• Goal
Produce a verbatim copy of the entries listed below.

• Data for this exercise
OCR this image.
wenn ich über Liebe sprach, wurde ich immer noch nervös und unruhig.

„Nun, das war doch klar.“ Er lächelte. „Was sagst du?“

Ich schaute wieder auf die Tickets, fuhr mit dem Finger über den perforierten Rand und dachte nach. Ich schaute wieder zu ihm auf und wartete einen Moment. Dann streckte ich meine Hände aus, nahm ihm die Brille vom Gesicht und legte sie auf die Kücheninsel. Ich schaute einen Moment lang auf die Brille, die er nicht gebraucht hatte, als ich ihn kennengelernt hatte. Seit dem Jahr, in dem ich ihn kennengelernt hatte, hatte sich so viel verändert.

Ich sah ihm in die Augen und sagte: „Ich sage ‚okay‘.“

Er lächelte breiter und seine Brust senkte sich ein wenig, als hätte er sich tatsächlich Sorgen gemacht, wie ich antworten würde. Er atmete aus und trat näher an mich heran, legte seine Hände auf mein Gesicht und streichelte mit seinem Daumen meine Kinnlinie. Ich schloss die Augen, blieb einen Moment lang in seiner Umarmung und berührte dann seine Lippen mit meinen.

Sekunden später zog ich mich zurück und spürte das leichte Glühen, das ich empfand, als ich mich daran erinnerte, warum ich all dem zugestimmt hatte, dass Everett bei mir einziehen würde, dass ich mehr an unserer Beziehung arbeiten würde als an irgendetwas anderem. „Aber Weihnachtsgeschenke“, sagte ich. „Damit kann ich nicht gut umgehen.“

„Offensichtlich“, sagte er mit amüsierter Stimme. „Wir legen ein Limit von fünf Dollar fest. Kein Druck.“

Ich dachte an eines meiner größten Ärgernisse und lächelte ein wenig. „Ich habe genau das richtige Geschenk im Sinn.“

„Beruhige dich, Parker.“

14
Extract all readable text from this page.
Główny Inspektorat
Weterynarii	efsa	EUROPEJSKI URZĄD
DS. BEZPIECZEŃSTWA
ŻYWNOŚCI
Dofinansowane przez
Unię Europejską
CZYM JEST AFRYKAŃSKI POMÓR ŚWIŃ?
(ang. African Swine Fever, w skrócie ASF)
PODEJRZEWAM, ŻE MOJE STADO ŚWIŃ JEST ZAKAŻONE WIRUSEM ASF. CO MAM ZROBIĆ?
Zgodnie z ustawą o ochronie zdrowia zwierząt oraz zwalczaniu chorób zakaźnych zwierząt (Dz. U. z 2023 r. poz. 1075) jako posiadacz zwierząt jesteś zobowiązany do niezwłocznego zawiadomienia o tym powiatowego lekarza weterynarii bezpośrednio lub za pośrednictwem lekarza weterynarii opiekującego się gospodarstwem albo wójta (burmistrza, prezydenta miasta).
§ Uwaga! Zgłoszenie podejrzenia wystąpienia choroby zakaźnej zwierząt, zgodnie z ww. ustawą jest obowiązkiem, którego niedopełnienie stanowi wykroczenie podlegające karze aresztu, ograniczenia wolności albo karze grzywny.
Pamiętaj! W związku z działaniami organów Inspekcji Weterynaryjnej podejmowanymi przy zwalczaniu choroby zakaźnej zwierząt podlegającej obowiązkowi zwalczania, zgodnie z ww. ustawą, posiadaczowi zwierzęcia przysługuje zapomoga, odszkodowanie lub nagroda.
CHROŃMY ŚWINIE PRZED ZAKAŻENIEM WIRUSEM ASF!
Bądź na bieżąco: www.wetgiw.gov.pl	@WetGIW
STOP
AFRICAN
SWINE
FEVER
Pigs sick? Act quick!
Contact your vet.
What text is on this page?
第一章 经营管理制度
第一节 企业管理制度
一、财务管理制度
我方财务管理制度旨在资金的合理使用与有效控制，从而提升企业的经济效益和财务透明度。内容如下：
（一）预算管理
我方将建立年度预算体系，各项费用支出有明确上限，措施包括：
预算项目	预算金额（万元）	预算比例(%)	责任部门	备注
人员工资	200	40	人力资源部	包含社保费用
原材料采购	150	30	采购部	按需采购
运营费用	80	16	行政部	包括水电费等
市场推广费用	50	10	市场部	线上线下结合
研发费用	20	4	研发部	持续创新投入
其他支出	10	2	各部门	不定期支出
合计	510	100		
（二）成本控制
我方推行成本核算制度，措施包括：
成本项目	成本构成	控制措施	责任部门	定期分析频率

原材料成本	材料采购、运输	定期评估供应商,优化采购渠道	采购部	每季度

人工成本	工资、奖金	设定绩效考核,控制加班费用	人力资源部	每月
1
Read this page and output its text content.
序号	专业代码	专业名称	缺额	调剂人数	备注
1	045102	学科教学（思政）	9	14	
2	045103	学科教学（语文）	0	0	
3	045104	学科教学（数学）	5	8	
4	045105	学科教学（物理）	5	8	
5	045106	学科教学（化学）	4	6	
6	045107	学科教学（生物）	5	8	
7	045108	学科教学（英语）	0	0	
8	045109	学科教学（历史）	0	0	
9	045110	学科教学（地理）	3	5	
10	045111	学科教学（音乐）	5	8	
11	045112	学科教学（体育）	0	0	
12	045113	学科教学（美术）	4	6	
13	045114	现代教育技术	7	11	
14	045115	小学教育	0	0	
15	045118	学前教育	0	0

• Completed exercise
OCR this image.
wenn ich über Liebe sprach, wurde ich immer noch nervös und unruhig.

„Nun, das war doch klar.“ Er lächelte. „Was sagst du?“

Ich schaute wieder auf die Tickets, fuhr mit dem Finger über den perforierten Rand und dachte nach. Ich schaute wieder zu ihm auf und wartete einen Moment. Dann streckte ich meine Hände aus, nahm ihm die Brille vom Gesicht und legte sie auf die Kücheninsel. Ich schaute einen Moment lang auf die Brille, die er nicht gebraucht hatte, als ich ihn kennengelernt hatte. Seit dem Jahr, in dem ich ihn kennengelernt hatte, hatte sich so viel verändert.

Ich sah ihm in die Augen und sagte: „Ich sage ‚okay‘.“

Er lächelte breiter und seine Brust senkte sich ein wenig, als hätte er sich tatsächlich Sorgen gemacht, wie ich antworten würde. Er atmete aus und trat näher an mich heran, legte seine Hände auf mein Gesicht und streichelte mit seinem Daumen meine Kinnlinie. Ich schloss die Augen, blieb einen Moment lang in seiner Umarmung und berührte dann seine Lippen mit meinen.

Sekunden später zog ich mich zurück und spürte das leichte Glühen, das ich empfand, als ich mich daran erinnerte, warum ich all dem zugestimmt hatte, dass Everett bei mir einziehen würde, dass ich mehr an unserer Beziehung arbeiten würde als an irgendetwas anderem. „Aber Weihnachtsgeschenke“, sagte ich. „Damit kann ich nicht gut umgehen.“

„Offensichtlich“, sagte er mit amüsierter Stimme. „Wir legen ein Limit von fünf Dollar fest. Kein Druck.“

Ich dachte an eines meiner größten Ärgernisse und lächelte ein wenig. „Ich habe genau das richtige Geschenk im Sinn.“

„Beruhige dich, Parker.“

14
Extract all readable text from this page.
Główny Inspektorat
Weterynarii	efsa	EUROPEJSKI URZĄD
DS. BEZPIECZEŃSTWA
ŻYWNOŚCI
Dofinansowane przez
Unię Europejską
CZYM JEST AFRYKAŃSKI POMÓR ŚWIŃ?
(ang. African Swine Fever, w skrócie ASF)
PODEJRZEWAM, ŻE MOJE STADO ŚWIŃ JEST ZAKAŻONE WIRUSEM ASF. CO MAM ZROBIĆ?
Zgodnie z ustawą o ochronie zdrowia zwierząt oraz zwalczaniu chorób zakaźnych zwierząt (Dz. U. z 2023 r. poz. 1075) jako posiadacz zwierząt jesteś zobowiązany do niezwłocznego zawiadomienia o tym powiatowego lekarza weterynarii bezpośrednio lub za pośrednictwem lekarza weterynarii opiekującego się gospodarstwem albo wójta (burmistrza, prezydenta miasta).
§ Uwaga! Zgłoszenie podejrzenia wystąpienia choroby zakaźnej zwierząt, zgodnie z ww. ustawą jest obowiązkiem, którego niedopełnienie stanowi wykroczenie podlegające karze aresztu, ograniczenia wolności albo karze grzywny.
Pamiętaj! W związku z działaniami organów Inspekcji Weterynaryjnej podejmowanymi przy zwalczaniu choroby zakaźnej zwierząt podlegającej obowiązkowi zwalczania, zgodnie z ww. ustawą, posiadaczowi zwierzęcia przysługuje zapomoga, odszkodowanie lub nagroda.
CHROŃMY ŚWINIE PRZED ZAKAŻENIEM WIRUSEM ASF!
Bądź na bieżąco: www.wetgiw.gov.pl	@WetGIW
STOP
AFRICAN
SWINE
FEVER
Pigs sick? Act quick!
Contact your vet.
What text is on this page?
第一章 经营管理制度
第一节 企业管理制度
一、财务管理制度
我方财务管理制度旨在资金的合理使用与有效控制，从而提升企业的经济效益和财务透明度。内容如下：
（一）预算管理
我方将建立年度预算体系，各项费用支出有明确上限，措施包括：
预算项目	预算金额（万元）	预算比例(%)	责任部门	备注
人员工资	200	40	人力资源部	包含社保费用
原材料采购	150	30	采购部	按需采购
运营费用	80	16	行政部	包括水电费等
市场推广费用	50	10	市场部	线上线下结合
研发费用	20	4	研发部	持续创新投入
其他支出	10	2	各部门	不定期支出
合计	510	100		
（二）成本控制
我方推行成本核算制度，措施包括：
成本项目	成本构成	控制措施	责任部门	定期分析频率

原材料成本	材料采购、运输	定期评估供应商,优化采购渠道	采购部	每季度

人工成本	工资、奖金	设定绩效考核,控制加班费用	人力资源部	每月
1
Read this page and output its text content.
序号	专业代码	专业名称	缺额	调剂人数	备注
1	045102	学科教学（思政）	9	14	
2	045103	学科教学（语文）	0	0	
3	045104	学科教学（数学）	5	8	
4	045105	学科教学（物理）	5	8	
5	045106	学科教学（化学）	4	6	
6	045107	学科教学（生物）	5	8	
7	045108	学科教学（英语）	0	0	
8	045109	学科教学（历史）	0	0	
9	045110	学科教学（地理）	3	5	
10	045111	学科教学（音乐）	5	8	
11	045112	学科教学（体育）	0	0	
12	045113	学科教学（美术）	4	6	
13	045114	现代教育技术	7	11	
14	045115	小学教育	0	0	
15	045118	学前教育	0	0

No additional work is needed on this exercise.